## Records from a data source
BEGIN

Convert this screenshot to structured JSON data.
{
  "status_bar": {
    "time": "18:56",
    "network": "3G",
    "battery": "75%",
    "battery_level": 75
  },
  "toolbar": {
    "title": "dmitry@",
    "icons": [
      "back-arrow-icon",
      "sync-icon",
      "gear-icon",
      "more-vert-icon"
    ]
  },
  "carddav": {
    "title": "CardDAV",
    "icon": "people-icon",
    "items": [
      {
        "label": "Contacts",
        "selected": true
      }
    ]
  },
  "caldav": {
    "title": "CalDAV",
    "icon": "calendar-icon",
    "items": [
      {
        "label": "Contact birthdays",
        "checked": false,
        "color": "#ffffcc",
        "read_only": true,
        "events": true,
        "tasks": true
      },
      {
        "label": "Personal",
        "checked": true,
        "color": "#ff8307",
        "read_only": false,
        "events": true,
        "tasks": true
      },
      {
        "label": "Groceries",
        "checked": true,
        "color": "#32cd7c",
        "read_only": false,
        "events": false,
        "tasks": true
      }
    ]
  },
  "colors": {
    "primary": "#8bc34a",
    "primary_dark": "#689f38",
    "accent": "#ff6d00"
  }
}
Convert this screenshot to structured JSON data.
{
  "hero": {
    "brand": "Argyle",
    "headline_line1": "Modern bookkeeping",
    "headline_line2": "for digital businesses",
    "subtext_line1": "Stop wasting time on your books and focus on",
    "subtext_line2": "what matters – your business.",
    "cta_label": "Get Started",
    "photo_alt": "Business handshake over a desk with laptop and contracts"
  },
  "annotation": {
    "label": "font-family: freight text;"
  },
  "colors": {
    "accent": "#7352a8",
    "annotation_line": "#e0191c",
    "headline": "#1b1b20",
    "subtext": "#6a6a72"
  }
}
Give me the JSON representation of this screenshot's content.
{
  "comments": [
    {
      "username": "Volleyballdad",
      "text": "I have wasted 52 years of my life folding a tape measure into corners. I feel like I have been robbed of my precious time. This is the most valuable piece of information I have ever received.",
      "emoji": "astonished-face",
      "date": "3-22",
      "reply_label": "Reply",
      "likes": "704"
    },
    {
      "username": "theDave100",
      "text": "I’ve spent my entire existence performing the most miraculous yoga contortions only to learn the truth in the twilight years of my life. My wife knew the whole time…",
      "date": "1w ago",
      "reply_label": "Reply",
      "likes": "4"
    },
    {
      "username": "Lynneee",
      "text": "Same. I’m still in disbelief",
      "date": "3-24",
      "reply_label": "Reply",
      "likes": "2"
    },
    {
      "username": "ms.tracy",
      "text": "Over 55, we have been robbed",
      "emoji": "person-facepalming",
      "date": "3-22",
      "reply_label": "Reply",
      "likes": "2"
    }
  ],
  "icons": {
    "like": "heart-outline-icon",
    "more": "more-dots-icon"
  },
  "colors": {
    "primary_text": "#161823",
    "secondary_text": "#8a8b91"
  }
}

END

## WORK TO BE COMPLETED
Extract all of the material exactly as it is written.

## PROBLEM SOLUTION
Convert this screenshot to structured JSON data.
{
  "status_bar": {
    "time": "18:56",
    "network": "3G",
    "battery": "75%",
    "battery_level": 75
  },
  "toolbar": {
    "title": "dmitry@",
    "icons": [
      "back-arrow-icon",
      "sync-icon",
      "gear-icon",
      "more-vert-icon"
    ]
  },
  "carddav": {
    "title": "CardDAV",
    "icon": "people-icon",
    "items": [
      {
        "label": "Contacts",
        "selected": true
      }
    ]
  },
  "caldav": {
    "title": "CalDAV",
    "icon": "calendar-icon",
    "items": [
      {
        "label": "Contact birthdays",
        "checked": false,
        "color": "#ffffcc",
        "read_only": true,
        "events": true,
        "tasks": true
      },
      {
        "label": "Personal",
        "checked": true,
        "color": "#ff8307",
        "read_only": false,
        "events": true,
        "tasks": true
      },
      {
        "label": "Groceries",
        "checked": true,
        "color": "#32cd7c",
        "read_only": false,
        "events": false,
        "tasks": true
      }
    ]
  },
  "colors": {
    "primary": "#8bc34a",
    "primary_dark": "#689f38",
    "accent": "#ff6d00"
  }
}
Convert this screenshot to structured JSON data.
{
  "hero": {
    "brand": "Argyle",
    "headline_line1": "Modern bookkeeping",
    "headline_line2": "for digital businesses",
    "subtext_line1": "Stop wasting time on your books and focus on",
    "subtext_line2": "what matters – your business.",
    "cta_label": "Get Started",
    "photo_alt": "Business handshake over a desk with laptop and contracts"
  },
  "annotation": {
    "label": "font-family: freight text;"
  },
  "colors": {
    "accent": "#7352a8",
    "annotation_line": "#e0191c",
    "headline": "#1b1b20",
    "subtext": "#6a6a72"
  }
}
Give me the JSON representation of this screenshot's content.
{
  "comments": [
    {
      "username": "Volleyballdad",
      "text": "I have wasted 52 years of my life folding a tape measure into corners. I feel like I have been robbed of my precious time. This is the most valuable piece of information I have ever received.",
      "emoji": "astonished-face",
      "date": "3-22",
      "reply_label": "Reply",
      "likes": "704"
    },
    {
      "username": "theDave100",
      "text": "I’ve spent my entire existence performing the most miraculous yoga contortions only to learn the truth in the twilight years of my life. My wife knew the whole time…",
      "date": "1w ago",
      "reply_label": "Reply",
      "likes": "4"
    },
    {
      "username": "Lynneee",
      "text": "Same. I’m still in disbelief",
      "date": "3-24",
      "reply_label": "Reply",
      "likes": "2"
    },
    {
      "username": "ms.tracy",
      "text": "Over 55, we have been robbed",
      "emoji": "person-facepalming",
      "date": "3-22",
      "reply_label": "Reply",
      "likes": "2"
    }
  ],
  "icons": {
    "like": "heart-outline-icon",
    "more": "more-dots-icon"
  },
  "colors": {
    "primary_text": "#161823",
    "secondary_text": "#8a8b91"
  }
}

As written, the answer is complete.